### EXERCISE
Return a copy of every line in the records that includes the word "align".

....

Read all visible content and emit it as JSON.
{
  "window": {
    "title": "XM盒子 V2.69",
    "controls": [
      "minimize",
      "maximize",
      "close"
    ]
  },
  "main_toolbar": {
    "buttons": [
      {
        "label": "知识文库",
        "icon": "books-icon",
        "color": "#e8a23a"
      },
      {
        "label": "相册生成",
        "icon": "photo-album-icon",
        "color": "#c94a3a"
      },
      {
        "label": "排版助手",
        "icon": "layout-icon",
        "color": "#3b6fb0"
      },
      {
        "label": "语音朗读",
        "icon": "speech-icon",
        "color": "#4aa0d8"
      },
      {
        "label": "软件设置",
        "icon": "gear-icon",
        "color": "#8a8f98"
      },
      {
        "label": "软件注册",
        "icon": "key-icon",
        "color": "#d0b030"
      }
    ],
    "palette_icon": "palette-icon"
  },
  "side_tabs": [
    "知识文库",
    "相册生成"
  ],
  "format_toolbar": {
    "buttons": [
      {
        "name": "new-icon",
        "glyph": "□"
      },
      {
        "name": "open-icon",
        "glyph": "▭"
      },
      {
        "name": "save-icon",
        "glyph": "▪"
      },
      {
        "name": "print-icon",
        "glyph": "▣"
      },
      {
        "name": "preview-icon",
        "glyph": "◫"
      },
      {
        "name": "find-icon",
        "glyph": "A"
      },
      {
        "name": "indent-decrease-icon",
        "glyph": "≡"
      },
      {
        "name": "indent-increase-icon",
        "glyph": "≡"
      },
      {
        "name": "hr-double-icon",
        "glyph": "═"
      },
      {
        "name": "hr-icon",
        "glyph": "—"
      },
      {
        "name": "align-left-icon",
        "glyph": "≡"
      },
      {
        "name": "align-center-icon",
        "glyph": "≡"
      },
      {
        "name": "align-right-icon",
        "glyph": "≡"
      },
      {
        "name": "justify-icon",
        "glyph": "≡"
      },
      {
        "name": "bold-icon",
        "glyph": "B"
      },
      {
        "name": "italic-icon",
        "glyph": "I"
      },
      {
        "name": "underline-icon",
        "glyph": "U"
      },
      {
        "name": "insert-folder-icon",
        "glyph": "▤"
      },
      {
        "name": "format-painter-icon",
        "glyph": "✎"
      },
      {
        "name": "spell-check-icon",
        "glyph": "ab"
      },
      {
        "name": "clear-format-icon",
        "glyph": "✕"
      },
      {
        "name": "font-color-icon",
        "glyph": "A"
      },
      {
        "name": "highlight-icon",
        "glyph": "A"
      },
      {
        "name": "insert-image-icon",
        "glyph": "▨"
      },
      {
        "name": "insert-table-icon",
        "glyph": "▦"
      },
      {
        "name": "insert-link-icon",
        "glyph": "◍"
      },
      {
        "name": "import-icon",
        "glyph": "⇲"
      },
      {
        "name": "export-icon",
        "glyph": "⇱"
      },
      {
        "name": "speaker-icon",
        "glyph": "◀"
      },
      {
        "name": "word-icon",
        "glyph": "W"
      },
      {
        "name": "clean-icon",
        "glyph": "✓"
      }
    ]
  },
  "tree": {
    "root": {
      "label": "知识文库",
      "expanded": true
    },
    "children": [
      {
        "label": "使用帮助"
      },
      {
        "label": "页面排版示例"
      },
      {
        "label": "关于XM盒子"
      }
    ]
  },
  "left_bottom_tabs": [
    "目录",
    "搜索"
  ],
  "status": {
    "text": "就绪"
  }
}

....

### RESULT FOR THIS EXERCISE
        "name": "align-left-icon",
        "name": "align-center-icon",
        "name": "align-right-icon",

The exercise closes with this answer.